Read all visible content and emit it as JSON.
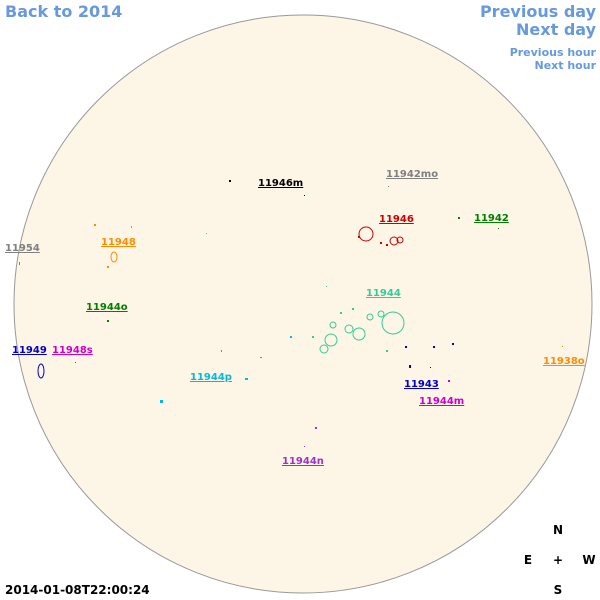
{
  "nav": {
    "back": "Back to 2014",
    "previous_day": "Previous day",
    "next_day": "Next day",
    "previous_hour": "Previous hour",
    "next_hour": "Next hour"
  },
  "regions": [
    {
      "label": "11946m",
      "color": "#000000"
    },
    {
      "label": "11942mo",
      "color": "#808080"
    },
    {
      "label": "11946",
      "color": "#cc0000"
    },
    {
      "label": "11942",
      "color": "#008000"
    },
    {
      "label": "11948",
      "color": "#ff8c00"
    },
    {
      "label": "11954",
      "color": "#808080"
    },
    {
      "label": "11944",
      "color": "#33cc99"
    },
    {
      "label": "11944o",
      "color": "#008000"
    },
    {
      "label": "11949",
      "color": "#0000cc"
    },
    {
      "label": "11948s",
      "color": "#cc00cc"
    },
    {
      "label": "11938o",
      "color": "#ff8c00"
    },
    {
      "label": "11944p",
      "color": "#00bbdd"
    },
    {
      "label": "11943",
      "color": "#0000cc"
    },
    {
      "label": "11944m",
      "color": "#cc00cc"
    },
    {
      "label": "11944n",
      "color": "#9933cc"
    }
  ],
  "timestamp": "2014-01-08T22:00:24",
  "compass": {
    "north": "N",
    "east": "E",
    "center": "+",
    "west": "W",
    "south": "S"
  }
}
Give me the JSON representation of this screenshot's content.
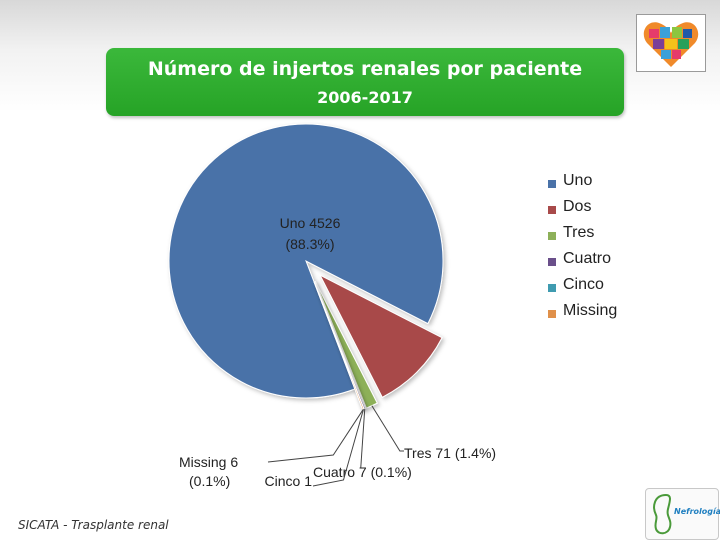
{
  "title": "Número de injertos renales por paciente",
  "subtitle": "2006-2017",
  "footer": "SICATA - Trasplante renal",
  "footer_logo_text": "Nefrología",
  "colors": {
    "title_bg": "#2aa52a",
    "uno": "#4a72a8",
    "dos": "#a84a4a",
    "tres": "#8db059",
    "cuatro": "#6a4f8a",
    "cinco": "#3f9bb0",
    "missing": "#e0904a"
  },
  "chart_data": {
    "type": "pie",
    "title": "Número de injertos renales por paciente",
    "subtitle": "2006-2017",
    "legend_position": "right",
    "slices": [
      {
        "name": "Uno",
        "value": 4526,
        "percent": 88.3,
        "label": "Uno 4526",
        "label2": "(88.3%)",
        "color": "#4a72a8"
      },
      {
        "name": "Dos",
        "value": 510,
        "percent": 10.0,
        "label": "",
        "label2": "",
        "color": "#a84a4a"
      },
      {
        "name": "Tres",
        "value": 71,
        "percent": 1.4,
        "label": "Tres 71 (1.4%)",
        "label2": "",
        "color": "#8db059"
      },
      {
        "name": "Cuatro",
        "value": 7,
        "percent": 0.1,
        "label": "Cuatro 7 (0.1%)",
        "label2": "",
        "color": "#6a4f8a"
      },
      {
        "name": "Cinco",
        "value": 1,
        "percent": 0.0,
        "label": "Cinco 1",
        "label2": "",
        "color": "#3f9bb0"
      },
      {
        "name": "Missing",
        "value": 6,
        "percent": 0.1,
        "label": "Missing 6",
        "label2": "(0.1%)",
        "color": "#e0904a"
      }
    ]
  }
}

- [REQUEST]:
Search the data for the string "subtitle" and copy each line where it appears.

- [SOLUTION TO THIS TASK]:
  "subtitle": "2006-2017",
    "subtitle": "2006-2017",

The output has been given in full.